Return all lines in the material below that contain "ramas".
** start STORED ROWS **
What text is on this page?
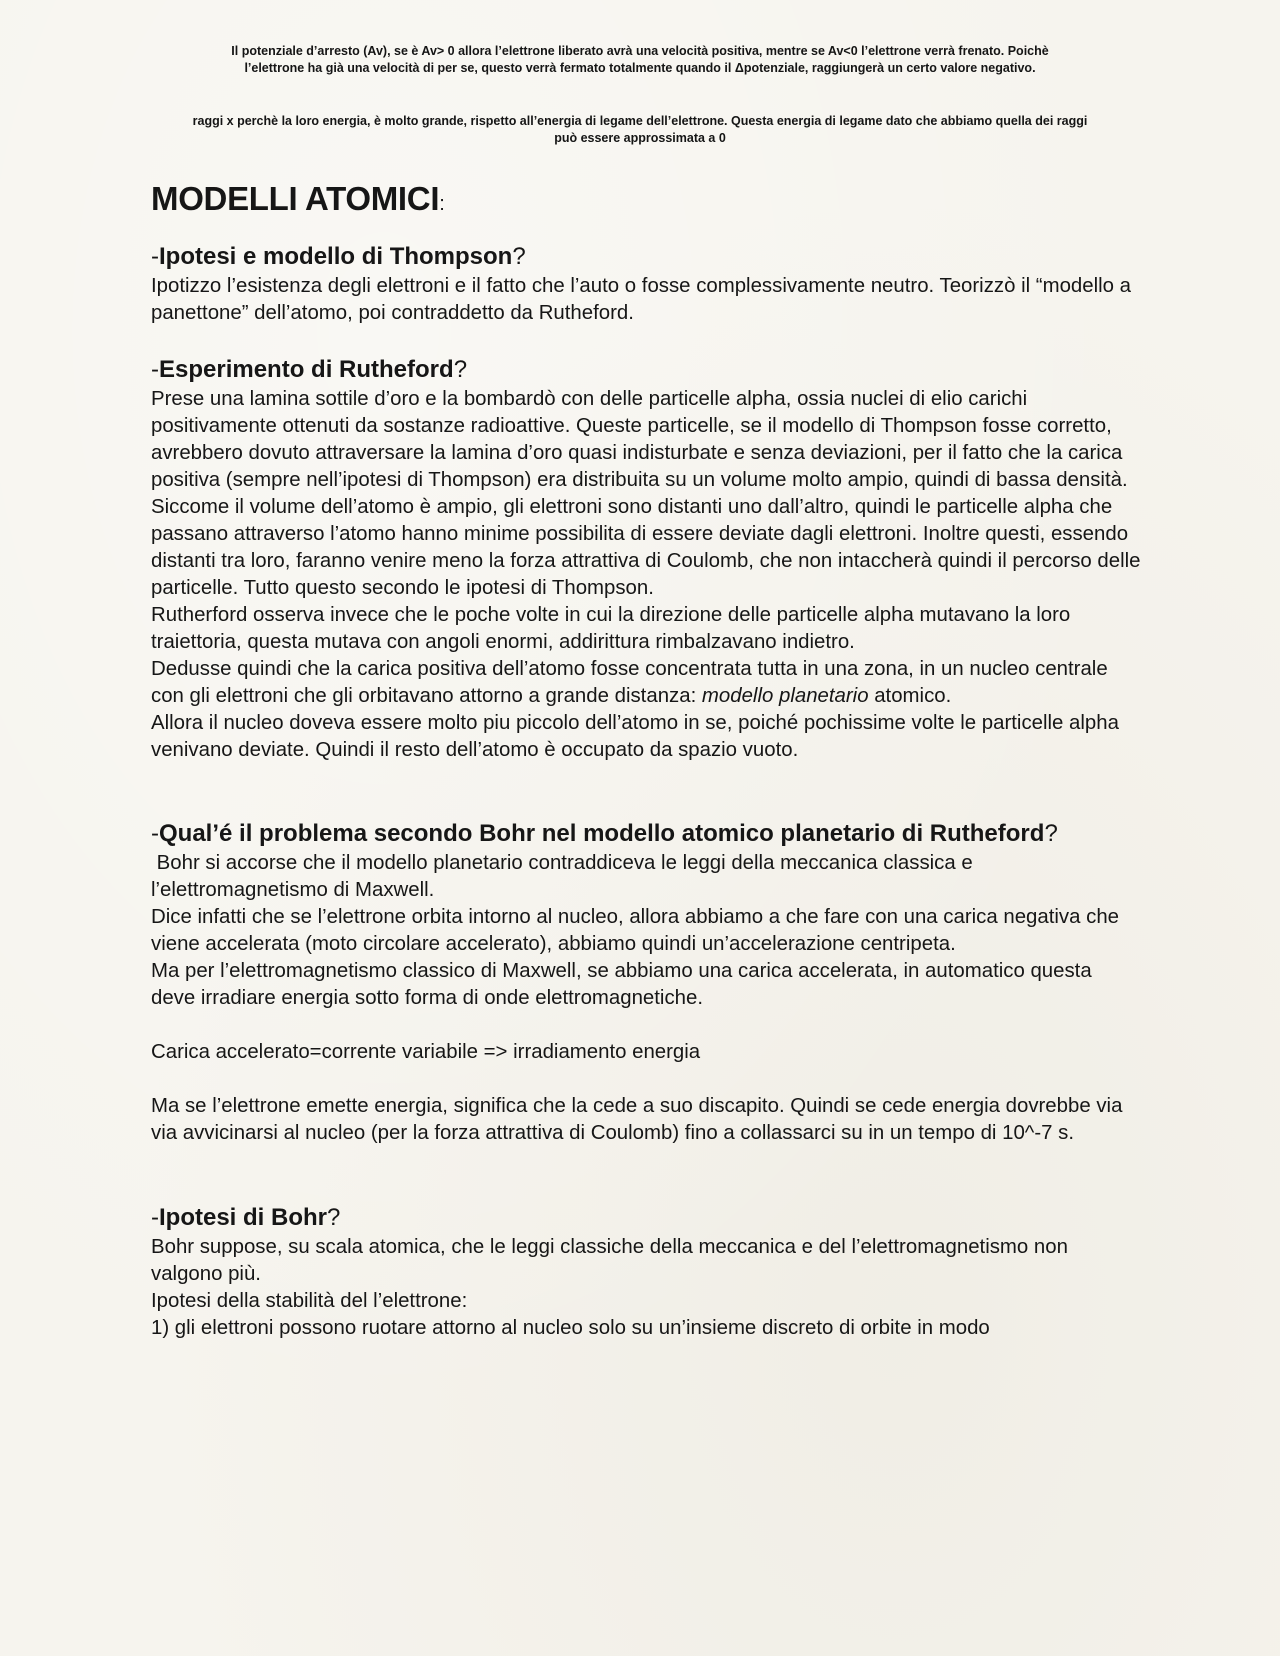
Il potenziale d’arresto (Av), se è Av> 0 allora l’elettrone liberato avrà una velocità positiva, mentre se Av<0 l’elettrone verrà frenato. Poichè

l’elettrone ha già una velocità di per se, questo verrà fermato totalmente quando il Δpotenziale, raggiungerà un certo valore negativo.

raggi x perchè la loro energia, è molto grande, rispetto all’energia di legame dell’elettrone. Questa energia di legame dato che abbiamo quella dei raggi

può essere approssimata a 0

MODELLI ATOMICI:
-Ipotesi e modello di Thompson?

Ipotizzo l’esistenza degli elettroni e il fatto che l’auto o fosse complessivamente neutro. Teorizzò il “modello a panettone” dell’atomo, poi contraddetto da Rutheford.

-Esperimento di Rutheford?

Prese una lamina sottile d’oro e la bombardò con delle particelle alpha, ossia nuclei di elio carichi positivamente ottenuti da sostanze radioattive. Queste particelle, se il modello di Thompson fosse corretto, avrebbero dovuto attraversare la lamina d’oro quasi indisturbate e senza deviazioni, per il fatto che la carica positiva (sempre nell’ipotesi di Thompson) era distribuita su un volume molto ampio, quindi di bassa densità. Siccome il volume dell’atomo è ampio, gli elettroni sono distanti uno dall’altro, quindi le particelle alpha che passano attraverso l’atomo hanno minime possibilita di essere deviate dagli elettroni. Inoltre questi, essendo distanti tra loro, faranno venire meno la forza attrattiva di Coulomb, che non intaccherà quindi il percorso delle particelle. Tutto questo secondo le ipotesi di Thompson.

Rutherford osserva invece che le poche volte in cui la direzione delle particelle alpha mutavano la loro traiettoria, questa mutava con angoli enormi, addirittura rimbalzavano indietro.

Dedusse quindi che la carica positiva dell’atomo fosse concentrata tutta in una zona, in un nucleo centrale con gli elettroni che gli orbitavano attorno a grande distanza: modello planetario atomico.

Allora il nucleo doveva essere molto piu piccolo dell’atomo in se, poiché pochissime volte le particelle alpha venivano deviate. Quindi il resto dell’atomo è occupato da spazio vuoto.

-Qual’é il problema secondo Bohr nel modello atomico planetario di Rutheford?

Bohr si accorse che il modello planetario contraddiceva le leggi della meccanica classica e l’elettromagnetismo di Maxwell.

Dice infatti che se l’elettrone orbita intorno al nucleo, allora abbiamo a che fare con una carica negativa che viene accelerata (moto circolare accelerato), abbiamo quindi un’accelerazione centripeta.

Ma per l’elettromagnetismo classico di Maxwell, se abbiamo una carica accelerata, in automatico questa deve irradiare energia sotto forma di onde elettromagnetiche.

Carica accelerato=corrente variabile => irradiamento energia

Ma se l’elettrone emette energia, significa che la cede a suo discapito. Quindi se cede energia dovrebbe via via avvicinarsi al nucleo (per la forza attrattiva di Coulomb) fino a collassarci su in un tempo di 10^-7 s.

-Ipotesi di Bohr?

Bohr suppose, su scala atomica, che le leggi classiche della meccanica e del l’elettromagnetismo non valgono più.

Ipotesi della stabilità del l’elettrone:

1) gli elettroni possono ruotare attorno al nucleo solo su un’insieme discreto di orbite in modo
** end STORED ROWS **
** start STORED ROWS **
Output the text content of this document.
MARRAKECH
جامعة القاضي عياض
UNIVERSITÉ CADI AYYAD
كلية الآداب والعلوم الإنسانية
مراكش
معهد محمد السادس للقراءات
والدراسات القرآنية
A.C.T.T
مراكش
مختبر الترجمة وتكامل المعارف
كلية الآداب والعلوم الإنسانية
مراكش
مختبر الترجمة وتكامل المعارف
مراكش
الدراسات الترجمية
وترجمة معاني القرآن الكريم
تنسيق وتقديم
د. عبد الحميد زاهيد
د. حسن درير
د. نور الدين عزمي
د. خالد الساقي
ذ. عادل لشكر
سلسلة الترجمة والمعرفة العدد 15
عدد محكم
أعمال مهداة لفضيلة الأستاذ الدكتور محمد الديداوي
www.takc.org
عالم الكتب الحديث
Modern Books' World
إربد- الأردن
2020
** end STORED ROWS **
** start STORED ROWS **
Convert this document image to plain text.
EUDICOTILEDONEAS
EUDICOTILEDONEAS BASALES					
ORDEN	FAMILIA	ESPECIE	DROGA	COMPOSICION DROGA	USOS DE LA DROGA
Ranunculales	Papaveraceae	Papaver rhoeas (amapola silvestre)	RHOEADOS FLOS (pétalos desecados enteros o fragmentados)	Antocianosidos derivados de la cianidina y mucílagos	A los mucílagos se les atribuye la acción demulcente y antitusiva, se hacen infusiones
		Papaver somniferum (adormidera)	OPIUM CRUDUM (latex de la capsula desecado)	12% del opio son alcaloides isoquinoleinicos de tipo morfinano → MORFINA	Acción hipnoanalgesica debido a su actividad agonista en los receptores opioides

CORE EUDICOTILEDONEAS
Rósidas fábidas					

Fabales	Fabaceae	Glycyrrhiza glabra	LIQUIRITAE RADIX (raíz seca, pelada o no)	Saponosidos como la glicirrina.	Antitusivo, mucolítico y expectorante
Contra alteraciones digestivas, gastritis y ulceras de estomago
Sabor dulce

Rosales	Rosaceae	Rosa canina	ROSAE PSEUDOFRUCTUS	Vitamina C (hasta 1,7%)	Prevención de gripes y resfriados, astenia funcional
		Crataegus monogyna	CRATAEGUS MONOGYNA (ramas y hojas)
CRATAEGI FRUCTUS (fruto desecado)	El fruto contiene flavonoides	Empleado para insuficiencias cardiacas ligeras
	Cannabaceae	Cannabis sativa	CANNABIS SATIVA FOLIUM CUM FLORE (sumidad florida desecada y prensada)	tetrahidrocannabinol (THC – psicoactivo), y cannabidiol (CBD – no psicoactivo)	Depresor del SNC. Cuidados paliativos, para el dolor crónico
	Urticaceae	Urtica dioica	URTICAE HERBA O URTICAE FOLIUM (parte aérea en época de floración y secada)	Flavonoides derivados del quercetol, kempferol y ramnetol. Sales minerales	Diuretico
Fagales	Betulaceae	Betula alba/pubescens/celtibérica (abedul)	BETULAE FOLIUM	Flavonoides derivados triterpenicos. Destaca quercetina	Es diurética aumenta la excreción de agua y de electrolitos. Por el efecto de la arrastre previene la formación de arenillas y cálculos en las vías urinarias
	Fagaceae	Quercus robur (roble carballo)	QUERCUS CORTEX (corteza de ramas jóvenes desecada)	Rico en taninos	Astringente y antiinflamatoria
** end STORED ROWS **
:: SOLUTION TO THIS TASK ::
		Crataegus monogyna	CRATAEGUS MONOGYNA (ramas y hojas)
	Fagaceae	Quercus robur (roble carballo)	QUERCUS CORTEX (corteza de ramas jóvenes desecada)	Rico en taninos	Astringente y antiinflamatoria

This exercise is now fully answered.